Required work
Each entry has to be copied exactly, with nothing missed.

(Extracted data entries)

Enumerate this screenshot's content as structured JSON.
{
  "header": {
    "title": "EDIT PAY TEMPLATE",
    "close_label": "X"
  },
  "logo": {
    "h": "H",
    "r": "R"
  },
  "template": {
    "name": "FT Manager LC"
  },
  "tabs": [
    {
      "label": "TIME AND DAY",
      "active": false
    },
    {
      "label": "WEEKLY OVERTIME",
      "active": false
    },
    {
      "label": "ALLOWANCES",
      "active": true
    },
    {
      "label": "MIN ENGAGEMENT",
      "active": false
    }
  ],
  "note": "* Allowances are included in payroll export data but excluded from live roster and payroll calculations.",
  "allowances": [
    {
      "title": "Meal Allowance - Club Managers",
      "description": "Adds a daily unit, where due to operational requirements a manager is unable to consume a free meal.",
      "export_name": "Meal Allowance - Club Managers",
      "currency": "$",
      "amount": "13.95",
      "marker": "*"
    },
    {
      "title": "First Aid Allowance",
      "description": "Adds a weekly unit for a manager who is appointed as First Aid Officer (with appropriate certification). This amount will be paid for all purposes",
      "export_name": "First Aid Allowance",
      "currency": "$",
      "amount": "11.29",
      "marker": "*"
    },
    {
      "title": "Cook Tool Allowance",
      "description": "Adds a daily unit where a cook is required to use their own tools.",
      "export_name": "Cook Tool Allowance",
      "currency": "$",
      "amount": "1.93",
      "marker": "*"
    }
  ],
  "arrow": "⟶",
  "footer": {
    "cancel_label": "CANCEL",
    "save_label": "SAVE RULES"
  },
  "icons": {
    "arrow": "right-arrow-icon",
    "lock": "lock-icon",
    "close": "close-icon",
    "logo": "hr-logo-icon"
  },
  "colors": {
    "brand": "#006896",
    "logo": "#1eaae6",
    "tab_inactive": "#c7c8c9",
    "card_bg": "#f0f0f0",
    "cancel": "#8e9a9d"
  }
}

Response to this task
Enumerate this screenshot's content as structured JSON.
{
  "header": {
    "title": "EDIT PAY TEMPLATE",
    "close_label": "X"
  },
  "logo": {
    "h": "H",
    "r": "R"
  },
  "template": {
    "name": "FT Manager LC"
  },
  "tabs": [
    {
      "label": "TIME AND DAY",
      "active": false
    },
    {
      "label": "WEEKLY OVERTIME",
      "active": false
    },
    {
      "label": "ALLOWANCES",
      "active": true
    },
    {
      "label": "MIN ENGAGEMENT",
      "active": false
    }
  ],
  "note": "* Allowances are included in payroll export data but excluded from live roster and payroll calculations.",
  "allowances": [
    {
      "title": "Meal Allowance - Club Managers",
      "description": "Adds a daily unit, where due to operational requirements a manager is unable to consume a free meal.",
      "export_name": "Meal Allowance - Club Managers",
      "currency": "$",
      "amount": "13.95",
      "marker": "*"
    },
    {
      "title": "First Aid Allowance",
      "description": "Adds a weekly unit for a manager who is appointed as First Aid Officer (with appropriate certification). This amount will be paid for all purposes",
      "export_name": "First Aid Allowance",
      "currency": "$",
      "amount": "11.29",
      "marker": "*"
    },
    {
      "title": "Cook Tool Allowance",
      "description": "Adds a daily unit where a cook is required to use their own tools.",
      "export_name": "Cook Tool Allowance",
      "currency": "$",
      "amount": "1.93",
      "marker": "*"
    }
  ],
  "arrow": "⟶",
  "footer": {
    "cancel_label": "CANCEL",
    "save_label": "SAVE RULES"
  },
  "icons": {
    "arrow": "right-arrow-icon",
    "lock": "lock-icon",
    "close": "close-icon",
    "logo": "hr-logo-icon"
  },
  "colors": {
    "brand": "#006896",
    "logo": "#1eaae6",
    "tab_inactive": "#c7c8c9",
    "card_bg": "#f0f0f0",
    "cancel": "#8e9a9d"
  }
}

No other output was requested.